[Extracted data entries]
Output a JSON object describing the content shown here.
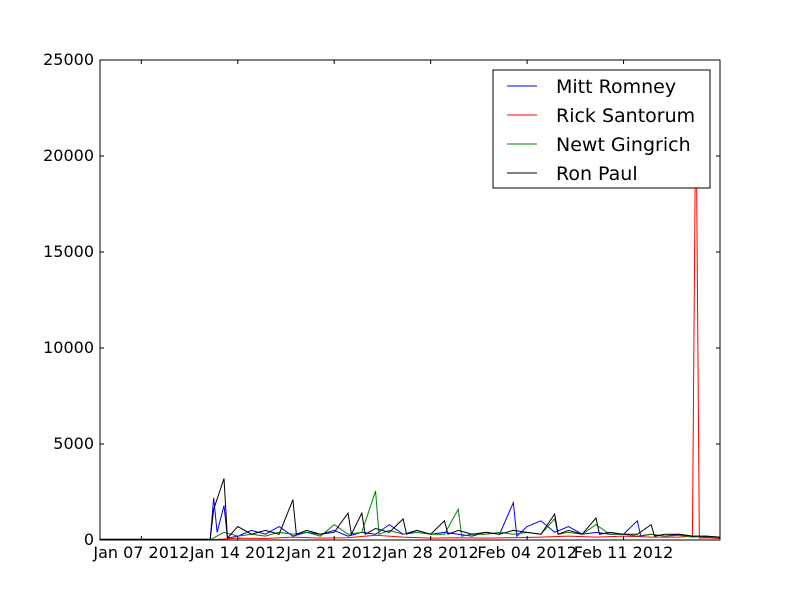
{
  "chart_data": {
    "type": "line",
    "x_kind": "date",
    "xlim": [
      "2012-01-04",
      "2012-02-18"
    ],
    "ylim": [
      0,
      25000
    ],
    "y_ticks": [
      0,
      5000,
      10000,
      15000,
      20000,
      25000
    ],
    "y_tick_labels": [
      "0",
      "5000",
      "10000",
      "15000",
      "20000",
      "25000"
    ],
    "x_ticks": [
      "2012-01-07",
      "2012-01-14",
      "2012-01-21",
      "2012-01-28",
      "2012-02-04",
      "2012-02-11"
    ],
    "x_tick_labels": [
      "Jan 07 2012",
      "Jan 14 2012",
      "Jan 21 2012",
      "Jan 28 2012",
      "Feb 04 2012",
      "Feb 11 2012"
    ],
    "grid": false,
    "legend_position": "top-right",
    "series": [
      {
        "name": "Mitt Romney",
        "color": "#0000ff",
        "points": [
          [
            "2012-01-04",
            30
          ],
          [
            "2012-01-12",
            30
          ],
          [
            "2012-01-12",
            2200
          ],
          [
            "2012-01-12",
            400
          ],
          [
            "2012-01-13",
            1800
          ],
          [
            "2012-01-13",
            100
          ],
          [
            "2012-01-14",
            200
          ],
          [
            "2012-01-15",
            500
          ],
          [
            "2012-01-16",
            300
          ],
          [
            "2012-01-17",
            700
          ],
          [
            "2012-01-18",
            200
          ],
          [
            "2012-01-19",
            400
          ],
          [
            "2012-01-20",
            300
          ],
          [
            "2012-01-21",
            500
          ],
          [
            "2012-01-22",
            200
          ],
          [
            "2012-01-23",
            400
          ],
          [
            "2012-01-24",
            300
          ],
          [
            "2012-01-25",
            800
          ],
          [
            "2012-01-26",
            300
          ],
          [
            "2012-01-27",
            500
          ],
          [
            "2012-01-28",
            300
          ],
          [
            "2012-01-29",
            400
          ],
          [
            "2012-01-30",
            300
          ],
          [
            "2012-01-31",
            200
          ],
          [
            "2012-02-01",
            400
          ],
          [
            "2012-02-02",
            300
          ],
          [
            "2012-02-03",
            1950
          ],
          [
            "2012-02-03",
            200
          ],
          [
            "2012-02-04",
            700
          ],
          [
            "2012-02-05",
            1000
          ],
          [
            "2012-02-06",
            400
          ],
          [
            "2012-02-07",
            700
          ],
          [
            "2012-02-08",
            300
          ],
          [
            "2012-02-09",
            400
          ],
          [
            "2012-02-10",
            300
          ],
          [
            "2012-02-11",
            300
          ],
          [
            "2012-02-12",
            1000
          ],
          [
            "2012-02-12",
            200
          ],
          [
            "2012-02-13",
            300
          ],
          [
            "2012-02-14",
            200
          ],
          [
            "2012-02-15",
            300
          ],
          [
            "2012-02-16",
            200
          ],
          [
            "2012-02-17",
            150
          ],
          [
            "2012-02-18",
            100
          ]
        ]
      },
      {
        "name": "Rick Santorum",
        "color": "#ff0000",
        "points": [
          [
            "2012-01-04",
            20
          ],
          [
            "2012-01-12",
            20
          ],
          [
            "2012-01-13",
            50
          ],
          [
            "2012-01-14",
            100
          ],
          [
            "2012-01-16",
            80
          ],
          [
            "2012-01-18",
            150
          ],
          [
            "2012-01-20",
            100
          ],
          [
            "2012-01-22",
            120
          ],
          [
            "2012-01-24",
            250
          ],
          [
            "2012-01-26",
            150
          ],
          [
            "2012-01-28",
            100
          ],
          [
            "2012-01-30",
            120
          ],
          [
            "2012-02-01",
            100
          ],
          [
            "2012-02-03",
            120
          ],
          [
            "2012-02-05",
            150
          ],
          [
            "2012-02-07",
            200
          ],
          [
            "2012-02-09",
            150
          ],
          [
            "2012-02-11",
            200
          ],
          [
            "2012-02-13",
            150
          ],
          [
            "2012-02-15",
            150
          ],
          [
            "2012-02-16",
            200
          ],
          [
            "2012-02-16",
            23700
          ],
          [
            "2012-02-16",
            100
          ],
          [
            "2012-02-17",
            120
          ],
          [
            "2012-02-18",
            80
          ]
        ]
      },
      {
        "name": "Newt Gingrich",
        "color": "#008000",
        "points": [
          [
            "2012-01-04",
            10
          ],
          [
            "2012-01-12",
            10
          ],
          [
            "2012-01-13",
            400
          ],
          [
            "2012-01-14",
            200
          ],
          [
            "2012-01-15",
            300
          ],
          [
            "2012-01-16",
            200
          ],
          [
            "2012-01-17",
            400
          ],
          [
            "2012-01-18",
            300
          ],
          [
            "2012-01-19",
            400
          ],
          [
            "2012-01-20",
            200
          ],
          [
            "2012-01-21",
            800
          ],
          [
            "2012-01-22",
            300
          ],
          [
            "2012-01-23",
            400
          ],
          [
            "2012-01-24",
            2550
          ],
          [
            "2012-01-24",
            300
          ],
          [
            "2012-01-25",
            500
          ],
          [
            "2012-01-26",
            300
          ],
          [
            "2012-01-27",
            400
          ],
          [
            "2012-01-28",
            300
          ],
          [
            "2012-01-29",
            300
          ],
          [
            "2012-01-30",
            1600
          ],
          [
            "2012-01-30",
            200
          ],
          [
            "2012-01-31",
            300
          ],
          [
            "2012-02-01",
            300
          ],
          [
            "2012-02-02",
            400
          ],
          [
            "2012-02-03",
            300
          ],
          [
            "2012-02-04",
            400
          ],
          [
            "2012-02-05",
            300
          ],
          [
            "2012-02-06",
            1100
          ],
          [
            "2012-02-06",
            300
          ],
          [
            "2012-02-07",
            400
          ],
          [
            "2012-02-08",
            300
          ],
          [
            "2012-02-09",
            800
          ],
          [
            "2012-02-10",
            300
          ],
          [
            "2012-02-11",
            300
          ],
          [
            "2012-02-12",
            200
          ],
          [
            "2012-02-13",
            300
          ],
          [
            "2012-02-14",
            200
          ],
          [
            "2012-02-15",
            250
          ],
          [
            "2012-02-16",
            150
          ],
          [
            "2012-02-17",
            200
          ],
          [
            "2012-02-18",
            100
          ]
        ]
      },
      {
        "name": "Ron Paul",
        "color": "#000000",
        "points": [
          [
            "2012-01-04",
            40
          ],
          [
            "2012-01-12",
            40
          ],
          [
            "2012-01-12",
            1600
          ],
          [
            "2012-01-13",
            3200
          ],
          [
            "2012-01-13",
            100
          ],
          [
            "2012-01-14",
            700
          ],
          [
            "2012-01-15",
            300
          ],
          [
            "2012-01-16",
            500
          ],
          [
            "2012-01-17",
            300
          ],
          [
            "2012-01-18",
            2100
          ],
          [
            "2012-01-18",
            300
          ],
          [
            "2012-01-19",
            500
          ],
          [
            "2012-01-20",
            300
          ],
          [
            "2012-01-21",
            400
          ],
          [
            "2012-01-22",
            1400
          ],
          [
            "2012-01-22",
            300
          ],
          [
            "2012-01-23",
            1400
          ],
          [
            "2012-01-23",
            300
          ],
          [
            "2012-01-24",
            600
          ],
          [
            "2012-01-25",
            400
          ],
          [
            "2012-01-26",
            1100
          ],
          [
            "2012-01-26",
            300
          ],
          [
            "2012-01-27",
            500
          ],
          [
            "2012-01-28",
            300
          ],
          [
            "2012-01-29",
            1000
          ],
          [
            "2012-01-29",
            300
          ],
          [
            "2012-01-30",
            500
          ],
          [
            "2012-01-31",
            300
          ],
          [
            "2012-02-01",
            400
          ],
          [
            "2012-02-02",
            300
          ],
          [
            "2012-02-03",
            500
          ],
          [
            "2012-02-04",
            400
          ],
          [
            "2012-02-05",
            300
          ],
          [
            "2012-02-06",
            1350
          ],
          [
            "2012-02-06",
            300
          ],
          [
            "2012-02-07",
            500
          ],
          [
            "2012-02-08",
            300
          ],
          [
            "2012-02-09",
            1150
          ],
          [
            "2012-02-09",
            300
          ],
          [
            "2012-02-10",
            400
          ],
          [
            "2012-02-11",
            300
          ],
          [
            "2012-02-12",
            300
          ],
          [
            "2012-02-13",
            800
          ],
          [
            "2012-02-13",
            200
          ],
          [
            "2012-02-14",
            300
          ],
          [
            "2012-02-15",
            300
          ],
          [
            "2012-02-16",
            200
          ],
          [
            "2012-02-17",
            200
          ],
          [
            "2012-02-18",
            150
          ]
        ]
      }
    ]
  }
}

[SET TASK] Report how many lines of the listing hold the word "name", with nothing but the number.

[RESPONSE TO THE TASK] 4